* BEGIN *

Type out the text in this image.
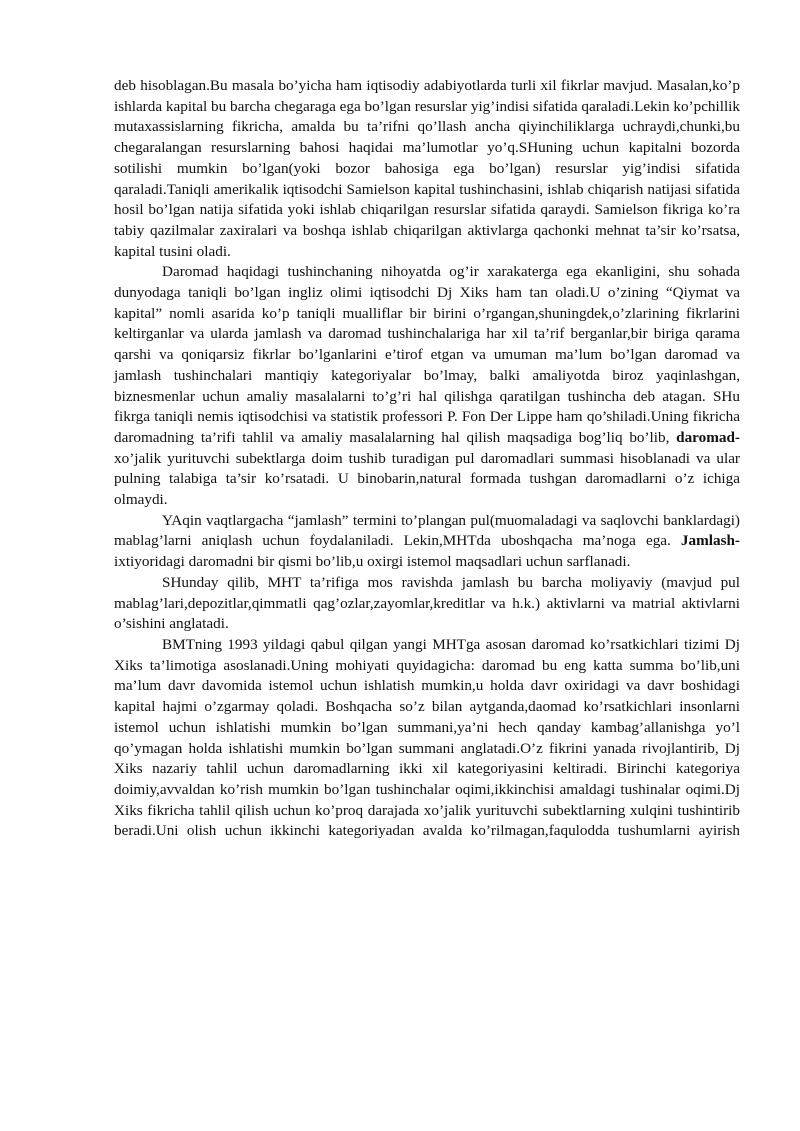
deb hisoblagan.Bu masala bo’yicha ham iqtisodiy adabiyotlarda turli xil fikrlar mavjud. Masalan,ko’p ishlarda kapital bu barcha chegaraga ega bo’lgan resurslar yig’indisi sifatida qaraladi.Lekin ko’pchillik mutaxassislarning fikricha, amalda bu ta’rifni qo’llash ancha qiyinchiliklarga uchraydi,chunki,bu chegaralangan resurslarning bahosi haqidai ma’lumotlar yo’q.SHuning uchun kapitalni bozorda sotilishi mumkin bo’lgan(yoki bozor bahosiga ega bo’lgan) resurslar yig’indisi sifatida qaraladi.Taniqli amerikalik iqtisodchi Samielson kapital tushinchasini, ishlab chiqarish natijasi sifatida hosil bo’lgan natija sifatida yoki ishlab chiqarilgan resurslar sifatida qaraydi. Samielson fikriga ko’ra tabiy qazilmalar zaxiralari va boshqa ishlab chiqarilgan aktivlarga qachonki mehnat ta’sir ko’rsatsa, kapital tusini oladi.

Daromad haqidagi tushinchaning nihoyatda og’ir xarakaterga ega ekanligini, shu sohada dunyodaga taniqli bo’lgan ingliz olimi iqtisodchi Dj Xiks ham tan oladi.U o’zining “Qiymat va kapital” nomli asarida ko’p taniqli mualliflar bir birini o’rgangan,shuningdek,o’zlarining fikrlarini keltirganlar va ularda jamlash va daromad tushinchalariga har xil ta’rif berganlar,bir biriga qarama qarshi va qoniqarsiz fikrlar bo’lganlarini e’tirof etgan va umuman ma’lum bo’lgan daromad va jamlash tushinchalari mantiqiy kategoriyalar bo’lmay, balki amaliyotda biroz yaqinlashgan, biznesmenlar uchun amaliy masalalarni to’g’ri hal qilishga qaratilgan tushincha deb atagan. SHu fikrga taniqli nemis iqtisodchisi va statistik professori P. Fon Der Lippe ham qo’shiladi.Uning fikricha daromadning ta’rifi tahlil va amaliy masalalarning hal qilish maqsadiga bog’liq bo’lib, daromad- xo’jalik yurituvchi subektlarga doim tushib turadigan pul daromadlari summasi hisoblanadi va ular pulning talabiga ta’sir ko’rsatadi. U binobarin,natural formada tushgan daromadlarni o’z ichiga olmaydi.

YAqin vaqtlargacha “jamlash” termini to’plangan pul(muomaladagi va saqlovchi banklardagi) mablag’larni aniqlash uchun foydalaniladi. Lekin,MHTda uboshqacha ma’noga ega. Jamlash- ixtiyoridagi daromadni bir qismi bo’lib,u oxirgi istemol maqsadlari uchun sarflanadi.

SHunday qilib, MHT ta’rifiga mos ravishda jamlash bu barcha moliyaviy (mavjud pul mablag’lari,depozitlar,qimmatli qag’ozlar,zayomlar,kreditlar va h.k.) aktivlarni va matrial aktivlarni o’sishini anglatadi.

BMTning 1993 yildagi qabul qilgan yangi MHTga asosan daromad ko’rsatkichlari tizimi Dj Xiks ta’limotiga asoslanadi.Uning mohiyati quyidagicha: daromad bu eng katta summa bo’lib,uni ma’lum davr davomida istemol uchun ishlatish mumkin,u holda davr oxiridagi va davr boshidagi kapital hajmi o’zgarmay qoladi. Boshqacha so’z bilan aytganda,daomad ko’rsatkichlari insonlarni istemol uchun ishlatishi mumkin bo’lgan summani,ya’ni hech qanday kambag’allanishga yo’l qo’ymagan holda ishlatishi mumkin bo’lgan summani anglatadi.O’z fikrini yanada rivojlantirib, Dj Xiks nazariy tahlil uchun daromadlarning ikki xil kategoriyasini keltiradi. Birinchi kategoriya doimiy,avvaldan ko’rish mumkin bo’lgan tushinchalar oqimi,ikkinchisi amaldagi tushinalar oqimi.Dj Xiks fikricha tahlil qilish uchun ko’proq darajada xo’jalik yurituvchi subektlarning xulqini tushintirib beradi.Uni olish uchun ikkinchi kategoriyadan avalda ko’rilmagan,faqulodda tushumlarni ayirish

* END *

= Requirement =
Pictures in the records above should not be copied. Repeat everything else exactly.

= The solution =
Type out the text in this image.
deb hisoblagan.Bu masala bo’yicha ham iqtisodiy adabiyotlarda turli xil fikrlar mavjud. Masalan,ko’p ishlarda kapital bu barcha chegaraga ega bo’lgan resurslar yig’indisi sifatida qaraladi.Lekin ko’pchillik mutaxassislarning fikricha, amalda bu ta’rifni qo’llash ancha qiyinchiliklarga uchraydi,chunki,bu chegaralangan resurslarning bahosi haqidai ma’lumotlar yo’q.SHuning uchun kapitalni bozorda sotilishi mumkin bo’lgan(yoki bozor bahosiga ega bo’lgan) resurslar yig’indisi sifatida qaraladi.Taniqli amerikalik iqtisodchi Samielson kapital tushinchasini, ishlab chiqarish natijasi sifatida hosil bo’lgan natija sifatida yoki ishlab chiqarilgan resurslar sifatida qaraydi. Samielson fikriga ko’ra tabiy qazilmalar zaxiralari va boshqa ishlab chiqarilgan aktivlarga qachonki mehnat ta’sir ko’rsatsa, kapital tusini oladi.

Daromad haqidagi tushinchaning nihoyatda og’ir xarakaterga ega ekanligini, shu sohada dunyodaga taniqli bo’lgan ingliz olimi iqtisodchi Dj Xiks ham tan oladi.U o’zining “Qiymat va kapital” nomli asarida ko’p taniqli mualliflar bir birini o’rgangan,shuningdek,o’zlarining fikrlarini keltirganlar va ularda jamlash va daromad tushinchalariga har xil ta’rif berganlar,bir biriga qarama qarshi va qoniqarsiz fikrlar bo’lganlarini e’tirof etgan va umuman ma’lum bo’lgan daromad va jamlash tushinchalari mantiqiy kategoriyalar bo’lmay, balki amaliyotda biroz yaqinlashgan, biznesmenlar uchun amaliy masalalarni to’g’ri hal qilishga qaratilgan tushincha deb atagan. SHu fikrga taniqli nemis iqtisodchisi va statistik professori P. Fon Der Lippe ham qo’shiladi.Uning fikricha daromadning ta’rifi tahlil va amaliy masalalarning hal qilish maqsadiga bog’liq bo’lib, daromad- xo’jalik yurituvchi subektlarga doim tushib turadigan pul daromadlari summasi hisoblanadi va ular pulning talabiga ta’sir ko’rsatadi. U binobarin,natural formada tushgan daromadlarni o’z ichiga olmaydi.

YAqin vaqtlargacha “jamlash” termini to’plangan pul(muomaladagi va saqlovchi banklardagi) mablag’larni aniqlash uchun foydalaniladi. Lekin,MHTda uboshqacha ma’noga ega. Jamlash- ixtiyoridagi daromadni bir qismi bo’lib,u oxirgi istemol maqsadlari uchun sarflanadi.

SHunday qilib, MHT ta’rifiga mos ravishda jamlash bu barcha moliyaviy (mavjud pul mablag’lari,depozitlar,qimmatli qag’ozlar,zayomlar,kreditlar va h.k.) aktivlarni va matrial aktivlarni o’sishini anglatadi.

BMTning 1993 yildagi qabul qilgan yangi MHTga asosan daromad ko’rsatkichlari tizimi Dj Xiks ta’limotiga asoslanadi.Uning mohiyati quyidagicha: daromad bu eng katta summa bo’lib,uni ma’lum davr davomida istemol uchun ishlatish mumkin,u holda davr oxiridagi va davr boshidagi kapital hajmi o’zgarmay qoladi. Boshqacha so’z bilan aytganda,daomad ko’rsatkichlari insonlarni istemol uchun ishlatishi mumkin bo’lgan summani,ya’ni hech qanday kambag’allanishga yo’l qo’ymagan holda ishlatishi mumkin bo’lgan summani anglatadi.O’z fikrini yanada rivojlantirib, Dj Xiks nazariy tahlil uchun daromadlarning ikki xil kategoriyasini keltiradi. Birinchi kategoriya doimiy,avvaldan ko’rish mumkin bo’lgan tushinchalar oqimi,ikkinchisi amaldagi tushinalar oqimi.Dj Xiks fikricha tahlil qilish uchun ko’proq darajada xo’jalik yurituvchi subektlarning xulqini tushintirib beradi.Uni olish uchun ikkinchi kategoriyadan avalda ko’rilmagan,faqulodda tushumlarni ayirish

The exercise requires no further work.